• **Texte source**
______
Tout d’abord, ne mélangeons pas les torchons et les serviettes. Un Moser peut en cacher un autre, et dans le petit monde du vélo ancien il ne faut pas confondre :
- Francesco Moser, marque française (des Cycles Cizeron, Saint-Etienne) ayant produit essentiellement des vélos assez basiques.
- F. Moser, marque italienne beaucoup plus prestigieuse.
Présentation
Ici, il s’agit donc d’un exemplaire français – beaucoup moins coûteux à dénicher que son cousin italien ! – et qui semble avoir beaucoup vécu ; mais qui vous allez le voir, mérite d’être sauvegardé.
Voici à quoi il ressemble. A priori un course comme tant d’autres… mais pas que !
Vélo Francesco Moser, donc français… et c’est même marqué dessus, un peu effacé : « Made in France » ! Notez le pneu avant moussu et crevassé, ainsi que les rayons jadis chromés mais aujourd’hui bien rouillés. Il y a donc déjà un peu de travail du côté des roues.
En continuant dans les roues, les moyeux Normandy Luxe Compétition sont par contre une bonne pioche, de bien meilleure qualité que les habituelles séries ordinaires de la marque. Même si cela n’a rien à voir, les petits flasques rouges cachés sous la poussière leur donnent un petit air de Maxi-Car.
Ces jantes Super Champion Gentleman ne sont pas très courantes, en tout cas bien moins que les habituelles Mavic.
Encore du rouge au niveau des roues, avec cette roue libre 5 vitesses qui semble être restée en bon état ; très certainement une Maillard Course.
De l’autre côté, pour l’entraîner voici un pédalier Spidel, clone du Stronglight 105bis, qui ne manque pas d’allure avec ses plateaux ajourés.
Les pédales espagnoles Olimpic 64 sont une entorse à l’équipement « tout français » de ce vélo, mais rien de choquant pour ces pièces de qualité.
Pour en finir avec la transmission, les dérailleurs sont également une bonne surprise…
… avec ces Huret Success aux parties gris-bleu en titane.
Parmi les éléments qui me laissent perplexe, ces étriers de frein Mafac Compétition franchement très mal réglés.
En fait, leur fixation particulièrement desserrée place les patins en crabe entre les flancs de jantes et ceux des pneus. Dans quel but ? Plutôt stupide et insolite !
______
• **Tâche à accomplir**
Recopiez mot pour mot le passage du texte sur le vélo Francesco Moser allant de « Tout d’abord, ne » jusqu'à « mérite d’être sauvegardé. » inclus. Appuyez-vous uniquement sur le texte.
______
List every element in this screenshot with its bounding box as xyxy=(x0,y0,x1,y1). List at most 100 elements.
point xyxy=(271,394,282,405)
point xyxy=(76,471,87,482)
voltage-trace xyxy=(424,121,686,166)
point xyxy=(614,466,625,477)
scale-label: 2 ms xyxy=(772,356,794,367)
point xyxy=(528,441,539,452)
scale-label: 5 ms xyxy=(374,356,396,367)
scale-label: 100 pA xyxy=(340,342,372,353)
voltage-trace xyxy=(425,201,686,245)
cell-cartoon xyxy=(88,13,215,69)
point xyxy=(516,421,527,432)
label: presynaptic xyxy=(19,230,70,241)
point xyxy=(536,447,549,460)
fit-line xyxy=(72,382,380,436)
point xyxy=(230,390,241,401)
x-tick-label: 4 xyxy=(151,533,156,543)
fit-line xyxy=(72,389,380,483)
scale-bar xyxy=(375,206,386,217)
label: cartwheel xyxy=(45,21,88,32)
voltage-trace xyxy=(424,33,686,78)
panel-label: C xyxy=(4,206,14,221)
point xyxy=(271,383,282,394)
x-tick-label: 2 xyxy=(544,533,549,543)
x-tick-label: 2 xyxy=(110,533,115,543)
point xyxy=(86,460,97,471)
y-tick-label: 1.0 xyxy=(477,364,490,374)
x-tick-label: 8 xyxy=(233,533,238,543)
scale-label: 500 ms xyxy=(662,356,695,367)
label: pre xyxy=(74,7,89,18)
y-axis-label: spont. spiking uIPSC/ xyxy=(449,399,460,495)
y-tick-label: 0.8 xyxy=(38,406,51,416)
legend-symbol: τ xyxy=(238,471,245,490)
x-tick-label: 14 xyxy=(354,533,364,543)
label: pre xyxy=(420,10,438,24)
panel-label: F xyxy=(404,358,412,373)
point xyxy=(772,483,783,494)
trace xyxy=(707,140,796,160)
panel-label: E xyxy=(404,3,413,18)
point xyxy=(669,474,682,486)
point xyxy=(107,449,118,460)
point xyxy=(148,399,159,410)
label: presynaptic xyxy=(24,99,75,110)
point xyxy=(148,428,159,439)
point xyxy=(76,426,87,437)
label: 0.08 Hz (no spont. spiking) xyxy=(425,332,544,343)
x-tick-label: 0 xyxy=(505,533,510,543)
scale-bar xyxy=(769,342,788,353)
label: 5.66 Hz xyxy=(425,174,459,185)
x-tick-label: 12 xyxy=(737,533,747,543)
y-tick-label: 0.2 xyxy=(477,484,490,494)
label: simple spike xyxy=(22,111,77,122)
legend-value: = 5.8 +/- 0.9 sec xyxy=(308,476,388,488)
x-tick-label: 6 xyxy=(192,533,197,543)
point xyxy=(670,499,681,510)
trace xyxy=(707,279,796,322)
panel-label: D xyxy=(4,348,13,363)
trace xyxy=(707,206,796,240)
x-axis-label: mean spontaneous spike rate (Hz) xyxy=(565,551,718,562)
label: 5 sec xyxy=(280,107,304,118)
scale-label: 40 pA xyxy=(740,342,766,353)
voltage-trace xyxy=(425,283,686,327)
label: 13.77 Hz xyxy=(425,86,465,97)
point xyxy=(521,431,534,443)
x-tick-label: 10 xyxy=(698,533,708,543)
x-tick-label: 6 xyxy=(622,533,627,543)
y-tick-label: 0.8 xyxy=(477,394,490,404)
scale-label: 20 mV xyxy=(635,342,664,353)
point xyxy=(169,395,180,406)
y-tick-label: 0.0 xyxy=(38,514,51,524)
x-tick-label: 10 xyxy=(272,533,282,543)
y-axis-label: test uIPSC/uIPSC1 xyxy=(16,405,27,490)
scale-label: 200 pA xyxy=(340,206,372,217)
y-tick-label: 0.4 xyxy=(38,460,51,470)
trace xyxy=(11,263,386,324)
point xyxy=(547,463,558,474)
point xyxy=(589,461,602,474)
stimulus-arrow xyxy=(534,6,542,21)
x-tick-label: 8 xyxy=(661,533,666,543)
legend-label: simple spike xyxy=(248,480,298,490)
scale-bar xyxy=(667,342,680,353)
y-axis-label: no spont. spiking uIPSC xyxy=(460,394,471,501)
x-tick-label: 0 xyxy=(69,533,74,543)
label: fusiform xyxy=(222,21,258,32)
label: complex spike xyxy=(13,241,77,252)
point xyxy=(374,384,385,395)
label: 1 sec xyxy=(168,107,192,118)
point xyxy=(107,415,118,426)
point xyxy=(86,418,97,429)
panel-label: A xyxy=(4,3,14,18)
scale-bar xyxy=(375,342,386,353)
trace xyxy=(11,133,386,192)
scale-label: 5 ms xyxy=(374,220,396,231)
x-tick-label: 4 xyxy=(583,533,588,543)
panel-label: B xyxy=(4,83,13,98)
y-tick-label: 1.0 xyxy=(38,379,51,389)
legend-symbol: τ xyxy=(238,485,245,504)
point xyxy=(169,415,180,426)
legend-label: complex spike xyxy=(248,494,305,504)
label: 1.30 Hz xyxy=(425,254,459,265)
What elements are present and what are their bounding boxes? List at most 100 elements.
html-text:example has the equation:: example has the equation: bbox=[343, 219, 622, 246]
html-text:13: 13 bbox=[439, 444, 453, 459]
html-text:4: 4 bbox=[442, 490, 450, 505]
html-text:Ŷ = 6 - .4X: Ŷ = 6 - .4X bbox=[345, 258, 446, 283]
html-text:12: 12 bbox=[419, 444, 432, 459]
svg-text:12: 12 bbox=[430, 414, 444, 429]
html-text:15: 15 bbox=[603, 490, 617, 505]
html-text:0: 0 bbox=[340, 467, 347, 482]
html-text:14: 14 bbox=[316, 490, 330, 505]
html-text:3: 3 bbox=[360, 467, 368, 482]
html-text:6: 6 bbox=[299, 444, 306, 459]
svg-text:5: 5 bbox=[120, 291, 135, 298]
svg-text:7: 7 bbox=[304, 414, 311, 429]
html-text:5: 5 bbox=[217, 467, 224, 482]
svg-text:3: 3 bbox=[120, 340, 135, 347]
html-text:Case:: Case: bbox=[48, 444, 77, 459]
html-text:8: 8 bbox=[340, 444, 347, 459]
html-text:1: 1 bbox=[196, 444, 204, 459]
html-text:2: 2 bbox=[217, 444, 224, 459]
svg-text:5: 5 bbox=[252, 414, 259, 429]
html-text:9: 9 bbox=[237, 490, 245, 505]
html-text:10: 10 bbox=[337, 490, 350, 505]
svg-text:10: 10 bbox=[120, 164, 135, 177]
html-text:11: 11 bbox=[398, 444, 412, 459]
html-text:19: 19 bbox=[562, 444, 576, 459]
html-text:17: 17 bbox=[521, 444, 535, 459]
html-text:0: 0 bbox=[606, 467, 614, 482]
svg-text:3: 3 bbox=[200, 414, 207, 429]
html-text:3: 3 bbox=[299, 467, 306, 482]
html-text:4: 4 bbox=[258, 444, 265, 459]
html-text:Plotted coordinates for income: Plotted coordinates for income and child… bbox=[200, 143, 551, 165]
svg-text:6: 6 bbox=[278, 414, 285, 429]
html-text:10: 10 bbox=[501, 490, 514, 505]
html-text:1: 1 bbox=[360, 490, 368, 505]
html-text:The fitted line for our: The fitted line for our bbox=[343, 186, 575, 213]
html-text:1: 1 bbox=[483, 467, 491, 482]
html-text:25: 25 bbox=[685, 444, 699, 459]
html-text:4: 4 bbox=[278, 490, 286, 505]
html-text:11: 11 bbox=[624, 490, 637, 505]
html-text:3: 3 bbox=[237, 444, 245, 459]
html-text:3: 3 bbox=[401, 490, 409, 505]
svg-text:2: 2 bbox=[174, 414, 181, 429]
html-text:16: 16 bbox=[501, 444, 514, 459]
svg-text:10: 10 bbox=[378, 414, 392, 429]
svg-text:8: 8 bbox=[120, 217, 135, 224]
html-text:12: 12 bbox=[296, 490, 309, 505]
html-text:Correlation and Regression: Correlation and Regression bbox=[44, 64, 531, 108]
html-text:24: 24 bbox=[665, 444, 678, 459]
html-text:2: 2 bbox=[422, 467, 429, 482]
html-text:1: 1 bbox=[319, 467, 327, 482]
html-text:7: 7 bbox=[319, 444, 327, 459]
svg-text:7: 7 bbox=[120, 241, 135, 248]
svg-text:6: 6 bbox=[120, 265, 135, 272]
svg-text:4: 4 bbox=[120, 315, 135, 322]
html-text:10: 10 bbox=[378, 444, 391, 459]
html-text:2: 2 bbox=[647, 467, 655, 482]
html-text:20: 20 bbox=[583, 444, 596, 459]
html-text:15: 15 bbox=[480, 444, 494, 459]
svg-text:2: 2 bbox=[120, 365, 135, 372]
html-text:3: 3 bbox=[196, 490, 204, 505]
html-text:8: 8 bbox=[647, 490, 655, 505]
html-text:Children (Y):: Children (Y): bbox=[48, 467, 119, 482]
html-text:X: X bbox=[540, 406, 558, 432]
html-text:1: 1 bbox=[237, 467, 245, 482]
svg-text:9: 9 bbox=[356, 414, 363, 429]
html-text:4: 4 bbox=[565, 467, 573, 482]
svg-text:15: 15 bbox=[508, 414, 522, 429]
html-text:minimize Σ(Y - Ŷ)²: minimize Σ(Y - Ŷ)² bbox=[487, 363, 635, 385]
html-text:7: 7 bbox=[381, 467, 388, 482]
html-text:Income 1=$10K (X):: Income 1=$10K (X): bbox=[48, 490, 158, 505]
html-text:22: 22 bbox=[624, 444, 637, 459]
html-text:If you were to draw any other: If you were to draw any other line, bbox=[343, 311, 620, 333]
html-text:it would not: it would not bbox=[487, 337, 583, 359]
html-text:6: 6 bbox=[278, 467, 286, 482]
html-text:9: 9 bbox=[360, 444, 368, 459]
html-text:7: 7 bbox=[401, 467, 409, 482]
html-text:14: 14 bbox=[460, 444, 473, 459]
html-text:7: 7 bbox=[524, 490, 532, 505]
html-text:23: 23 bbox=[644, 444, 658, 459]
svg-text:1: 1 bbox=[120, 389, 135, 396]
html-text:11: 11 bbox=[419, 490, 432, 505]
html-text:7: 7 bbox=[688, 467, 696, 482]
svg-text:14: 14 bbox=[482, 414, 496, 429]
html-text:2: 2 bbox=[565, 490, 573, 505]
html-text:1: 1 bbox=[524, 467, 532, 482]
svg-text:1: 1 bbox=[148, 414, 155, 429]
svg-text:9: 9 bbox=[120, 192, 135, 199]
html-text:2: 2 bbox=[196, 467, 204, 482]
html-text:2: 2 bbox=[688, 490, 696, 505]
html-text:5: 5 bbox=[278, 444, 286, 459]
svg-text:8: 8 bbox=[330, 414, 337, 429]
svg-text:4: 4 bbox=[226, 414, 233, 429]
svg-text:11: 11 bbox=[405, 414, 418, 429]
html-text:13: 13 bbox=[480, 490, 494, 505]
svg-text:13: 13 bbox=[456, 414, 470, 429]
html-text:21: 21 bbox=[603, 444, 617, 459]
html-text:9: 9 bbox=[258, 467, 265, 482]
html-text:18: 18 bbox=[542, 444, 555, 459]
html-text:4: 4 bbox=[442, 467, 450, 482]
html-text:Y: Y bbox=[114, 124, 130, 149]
______
• **Bonne réponse**
Tout d’abord, ne mélangeons pas les torchons et les serviettes. Un Moser peut en cacher un autre, et dans le petit monde du vélo ancien il ne faut pas confondre :
- Francesco Moser, marque française (des Cycles Cizeron, Saint-Etienne) ayant produit essentiellement des vélos assez basiques.
- F. Moser, marque italienne beaucoup plus prestigieuse.
Présentation
Ici, il s’agit donc d’un exemplaire français – beaucoup moins coûteux à dénicher que son cousin italien ! – et qui semble avoir beaucoup vécu ; mais qui vous allez le voir, mérite d’être sauvegardé.